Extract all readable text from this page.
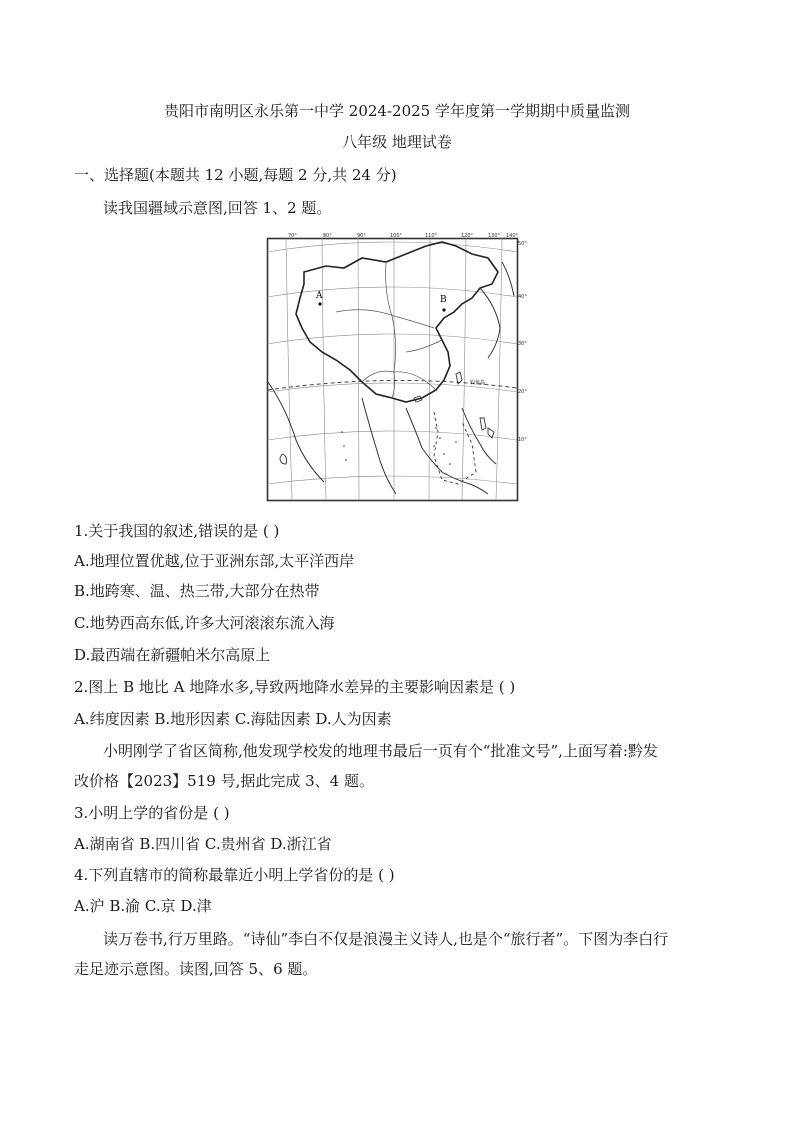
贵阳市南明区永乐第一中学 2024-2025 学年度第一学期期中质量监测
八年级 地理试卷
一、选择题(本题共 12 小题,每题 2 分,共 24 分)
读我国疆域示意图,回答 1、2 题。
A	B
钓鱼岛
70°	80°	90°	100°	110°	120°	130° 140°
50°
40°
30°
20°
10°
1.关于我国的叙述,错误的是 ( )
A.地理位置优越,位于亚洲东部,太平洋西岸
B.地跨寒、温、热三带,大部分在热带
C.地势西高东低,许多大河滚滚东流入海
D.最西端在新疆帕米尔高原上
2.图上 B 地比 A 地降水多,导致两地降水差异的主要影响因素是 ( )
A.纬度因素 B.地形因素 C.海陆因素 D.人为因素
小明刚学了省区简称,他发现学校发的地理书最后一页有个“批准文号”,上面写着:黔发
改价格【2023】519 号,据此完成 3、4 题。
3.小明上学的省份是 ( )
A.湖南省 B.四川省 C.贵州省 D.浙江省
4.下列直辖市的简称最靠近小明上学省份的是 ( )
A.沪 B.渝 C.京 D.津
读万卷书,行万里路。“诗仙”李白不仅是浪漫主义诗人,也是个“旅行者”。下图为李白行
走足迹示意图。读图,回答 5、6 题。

####################

■ **Task requirements**
Pictures are excluded; copy all other data exactly as shown.

■ **Response**
Extract all readable text from this page.
贵阳市南明区永乐第一中学 2024-2025 学年度第一学期期中质量监测
八年级 地理试卷
一、选择题(本题共 12 小题,每题 2 分,共 24 分)
读我国疆域示意图,回答 1、2 题。
A	B
钓鱼岛
70°	80°	90°	100°	110°	120°	130° 140°
50°
40°
30°
20°
10°
1.关于我国的叙述,错误的是 ( )
A.地理位置优越,位于亚洲东部,太平洋西岸
B.地跨寒、温、热三带,大部分在热带
C.地势西高东低,许多大河滚滚东流入海
D.最西端在新疆帕米尔高原上
2.图上 B 地比 A 地降水多,导致两地降水差异的主要影响因素是 ( )
A.纬度因素 B.地形因素 C.海陆因素 D.人为因素
小明刚学了省区简称,他发现学校发的地理书最后一页有个“批准文号”,上面写着:黔发
改价格【2023】519 号,据此完成 3、4 题。
3.小明上学的省份是 ( )
A.湖南省 B.四川省 C.贵州省 D.浙江省
4.下列直辖市的简称最靠近小明上学省份的是 ( )
A.沪 B.渝 C.京 D.津
读万卷书,行万里路。“诗仙”李白不仅是浪漫主义诗人,也是个“旅行者”。下图为李白行
走足迹示意图。读图,回答 5、6 题。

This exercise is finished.